# Do this
Swap "partial top-down view" for "partial overhead view" in the items below and write out their lines again with nothing else changed, leaving out the pictures.

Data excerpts
[BEGIN]

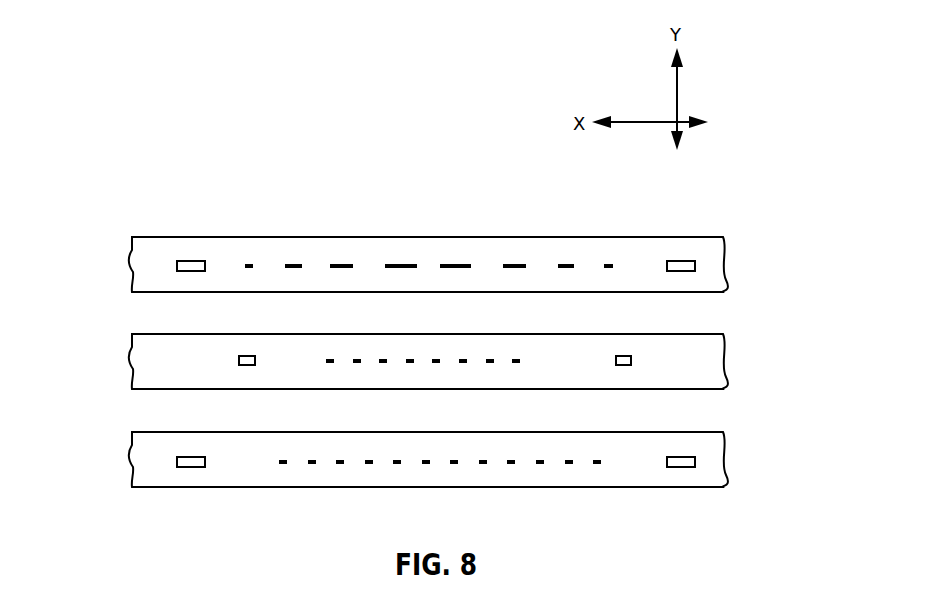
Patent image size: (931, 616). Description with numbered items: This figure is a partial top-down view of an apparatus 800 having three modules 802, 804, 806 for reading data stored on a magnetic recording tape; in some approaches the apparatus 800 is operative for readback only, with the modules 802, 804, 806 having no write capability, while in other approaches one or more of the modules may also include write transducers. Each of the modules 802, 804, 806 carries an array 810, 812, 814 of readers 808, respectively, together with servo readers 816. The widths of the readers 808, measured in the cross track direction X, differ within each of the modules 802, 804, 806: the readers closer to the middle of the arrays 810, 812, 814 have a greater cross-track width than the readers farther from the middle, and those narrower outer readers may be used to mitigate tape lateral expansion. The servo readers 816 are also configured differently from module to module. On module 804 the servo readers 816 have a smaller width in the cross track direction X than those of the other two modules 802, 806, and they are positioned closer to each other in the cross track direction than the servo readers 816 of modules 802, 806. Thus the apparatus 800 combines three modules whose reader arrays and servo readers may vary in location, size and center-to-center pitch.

The apparatus 800 is at (194, 165).
The module 802 is at (131, 247).
The module 804 is at (131, 345).
The module 806 is at (131, 445).
The readers 808 is at (248, 265).
The array 810 is at (631, 250).
The array 812 is at (513, 340).
The array 814 is at (620, 478).
The servo readers 816 is at (686, 457).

[END]

# Output for this exercise
Patent image size: (931, 616). Description with numbered items: This figure is a partial overhead view of an apparatus 800 having three modules 802, 804, 806 for reading data stored on a magnetic recording tape; in some approaches the apparatus 800 is operative for readback only, with the modules 802, 804, 806 having no write capability, while in other approaches one or more of the modules may also include write transducers. Each of the modules 802, 804, 806 carries an array 810, 812, 814 of readers 808, respectively, together with servo readers 816. The widths of the readers 808, measured in the cross track direction X, differ within each of the modules 802, 804, 806: the readers closer to the middle of the arrays 810, 812, 814 have a greater cross-track width than the readers farther from the middle, and those narrower outer readers may be used to mitigate tape lateral expansion. The servo readers 816 are also configured differently from module to module. On module 804 the servo readers 816 have a smaller width in the cross track direction X than those of the other two modules 802, 806, and they are positioned closer to each other in the cross track direction than the servo readers 816 of modules 802, 806. Thus the apparatus 800 combines three modules whose reader arrays and servo readers may vary in location, size and center-to-center pitch.

The apparatus 800 is at (194, 165).
The module 802 is at (131, 247).
The module 804 is at (131, 345).
The module 806 is at (131, 445).
The readers 808 is at (248, 265).
The array 810 is at (631, 250).
The array 812 is at (513, 340).
The array 814 is at (620, 478).
The servo readers 816 is at (686, 457).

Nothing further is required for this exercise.